▸ **TASK REQUIREMENTS**
Can the data below be set down again exactly, line for line?

▸ **EXERCISE MATERIAL**
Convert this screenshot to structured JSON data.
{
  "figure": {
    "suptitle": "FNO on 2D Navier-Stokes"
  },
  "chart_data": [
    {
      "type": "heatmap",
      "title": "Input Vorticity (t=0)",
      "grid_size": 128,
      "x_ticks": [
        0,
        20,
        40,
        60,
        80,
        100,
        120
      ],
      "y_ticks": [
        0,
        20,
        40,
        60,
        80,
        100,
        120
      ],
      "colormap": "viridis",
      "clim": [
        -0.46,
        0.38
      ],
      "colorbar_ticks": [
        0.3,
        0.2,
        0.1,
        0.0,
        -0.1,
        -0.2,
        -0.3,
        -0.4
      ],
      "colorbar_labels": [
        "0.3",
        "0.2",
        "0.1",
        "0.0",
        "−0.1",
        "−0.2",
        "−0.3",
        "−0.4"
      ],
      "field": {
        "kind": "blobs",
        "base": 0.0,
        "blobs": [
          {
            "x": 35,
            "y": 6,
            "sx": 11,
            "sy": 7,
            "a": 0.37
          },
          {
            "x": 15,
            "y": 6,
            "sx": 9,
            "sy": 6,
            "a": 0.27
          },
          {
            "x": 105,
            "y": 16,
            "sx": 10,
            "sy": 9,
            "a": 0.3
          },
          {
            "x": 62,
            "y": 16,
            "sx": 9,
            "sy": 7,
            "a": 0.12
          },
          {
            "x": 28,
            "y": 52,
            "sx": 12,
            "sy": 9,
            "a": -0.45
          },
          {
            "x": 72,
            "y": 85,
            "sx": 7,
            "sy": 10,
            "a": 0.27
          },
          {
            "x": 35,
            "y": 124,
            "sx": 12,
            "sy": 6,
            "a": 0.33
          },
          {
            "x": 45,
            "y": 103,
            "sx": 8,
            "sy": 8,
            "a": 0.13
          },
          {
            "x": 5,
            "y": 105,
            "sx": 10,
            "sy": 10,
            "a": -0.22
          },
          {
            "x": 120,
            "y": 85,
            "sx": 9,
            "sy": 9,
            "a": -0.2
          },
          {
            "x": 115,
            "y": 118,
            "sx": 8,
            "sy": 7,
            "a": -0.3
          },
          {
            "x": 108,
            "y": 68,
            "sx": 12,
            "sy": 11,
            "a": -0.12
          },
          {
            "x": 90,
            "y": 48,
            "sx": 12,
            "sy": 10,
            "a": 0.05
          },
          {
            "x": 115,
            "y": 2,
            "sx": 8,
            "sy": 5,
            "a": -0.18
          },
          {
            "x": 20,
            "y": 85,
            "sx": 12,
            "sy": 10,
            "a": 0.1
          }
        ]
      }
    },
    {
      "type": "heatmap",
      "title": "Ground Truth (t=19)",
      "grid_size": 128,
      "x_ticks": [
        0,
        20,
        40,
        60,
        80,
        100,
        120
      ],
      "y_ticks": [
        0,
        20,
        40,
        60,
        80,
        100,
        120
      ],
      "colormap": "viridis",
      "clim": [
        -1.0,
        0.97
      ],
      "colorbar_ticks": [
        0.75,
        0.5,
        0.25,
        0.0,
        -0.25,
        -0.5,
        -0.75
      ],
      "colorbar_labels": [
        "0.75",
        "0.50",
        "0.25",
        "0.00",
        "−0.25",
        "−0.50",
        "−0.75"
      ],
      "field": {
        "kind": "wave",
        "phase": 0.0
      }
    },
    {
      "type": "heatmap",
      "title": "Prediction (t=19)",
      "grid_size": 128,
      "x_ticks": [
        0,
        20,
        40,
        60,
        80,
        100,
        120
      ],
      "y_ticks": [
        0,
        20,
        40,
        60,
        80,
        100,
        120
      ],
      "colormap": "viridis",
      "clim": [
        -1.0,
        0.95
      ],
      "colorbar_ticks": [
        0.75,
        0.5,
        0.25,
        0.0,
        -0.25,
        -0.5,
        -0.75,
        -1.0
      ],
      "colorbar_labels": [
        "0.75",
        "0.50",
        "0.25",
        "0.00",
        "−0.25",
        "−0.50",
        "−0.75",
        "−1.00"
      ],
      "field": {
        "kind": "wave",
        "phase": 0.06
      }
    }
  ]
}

▸ **EXPECTED ANSWER**
Convert this screenshot to structured JSON data.
{
  "figure": {
    "suptitle": "FNO on 2D Navier-Stokes"
  },
  "chart_data": [
    {
      "type": "heatmap",
      "title": "Input Vorticity (t=0)",
      "grid_size": 128,
      "x_ticks": [
        0,
        20,
        40,
        60,
        80,
        100,
        120
      ],
      "y_ticks": [
        0,
        20,
        40,
        60,
        80,
        100,
        120
      ],
      "colormap": "viridis",
      "clim": [
        -0.46,
        0.38
      ],
      "colorbar_ticks": [
        0.3,
        0.2,
        0.1,
        0.0,
        -0.1,
        -0.2,
        -0.3,
        -0.4
      ],
      "colorbar_labels": [
        "0.3",
        "0.2",
        "0.1",
        "0.0",
        "−0.1",
        "−0.2",
        "−0.3",
        "−0.4"
      ],
      "field": {
        "kind": "blobs",
        "base": 0.0,
        "blobs": [
          {
            "x": 35,
            "y": 6,
            "sx": 11,
            "sy": 7,
            "a": 0.37
          },
          {
            "x": 15,
            "y": 6,
            "sx": 9,
            "sy": 6,
            "a": 0.27
          },
          {
            "x": 105,
            "y": 16,
            "sx": 10,
            "sy": 9,
            "a": 0.3
          },
          {
            "x": 62,
            "y": 16,
            "sx": 9,
            "sy": 7,
            "a": 0.12
          },
          {
            "x": 28,
            "y": 52,
            "sx": 12,
            "sy": 9,
            "a": -0.45
          },
          {
            "x": 72,
            "y": 85,
            "sx": 7,
            "sy": 10,
            "a": 0.27
          },
          {
            "x": 35,
            "y": 124,
            "sx": 12,
            "sy": 6,
            "a": 0.33
          },
          {
            "x": 45,
            "y": 103,
            "sx": 8,
            "sy": 8,
            "a": 0.13
          },
          {
            "x": 5,
            "y": 105,
            "sx": 10,
            "sy": 10,
            "a": -0.22
          },
          {
            "x": 120,
            "y": 85,
            "sx": 9,
            "sy": 9,
            "a": -0.2
          },
          {
            "x": 115,
            "y": 118,
            "sx": 8,
            "sy": 7,
            "a": -0.3
          },
          {
            "x": 108,
            "y": 68,
            "sx": 12,
            "sy": 11,
            "a": -0.12
          },
          {
            "x": 90,
            "y": 48,
            "sx": 12,
            "sy": 10,
            "a": 0.05
          },
          {
            "x": 115,
            "y": 2,
            "sx": 8,
            "sy": 5,
            "a": -0.18
          },
          {
            "x": 20,
            "y": 85,
            "sx": 12,
            "sy": 10,
            "a": 0.1
          }
        ]
      }
    },
    {
      "type": "heatmap",
      "title": "Ground Truth (t=19)",
      "grid_size": 128,
      "x_ticks": [
        0,
        20,
        40,
        60,
        80,
        100,
        120
      ],
      "y_ticks": [
        0,
        20,
        40,
        60,
        80,
        100,
        120
      ],
      "colormap": "viridis",
      "clim": [
        -1.0,
        0.97
      ],
      "colorbar_ticks": [
        0.75,
        0.5,
        0.25,
        0.0,
        -0.25,
        -0.5,
        -0.75
      ],
      "colorbar_labels": [
        "0.75",
        "0.50",
        "0.25",
        "0.00",
        "−0.25",
        "−0.50",
        "−0.75"
      ],
      "field": {
        "kind": "wave",
        "phase": 0.0
      }
    },
    {
      "type": "heatmap",
      "title": "Prediction (t=19)",
      "grid_size": 128,
      "x_ticks": [
        0,
        20,
        40,
        60,
        80,
        100,
        120
      ],
      "y_ticks": [
        0,
        20,
        40,
        60,
        80,
        100,
        120
      ],
      "colormap": "viridis",
      "clim": [
        -1.0,
        0.95
      ],
      "colorbar_ticks": [
        0.75,
        0.5,
        0.25,
        0.0,
        -0.25,
        -0.5,
        -0.75,
        -1.0
      ],
      "colorbar_labels": [
        "0.75",
        "0.50",
        "0.25",
        "0.00",
        "−0.25",
        "−0.50",
        "−0.75",
        "−1.00"
      ],
      "field": {
        "kind": "wave",
        "phase": 0.06
      }
    }
  ]
}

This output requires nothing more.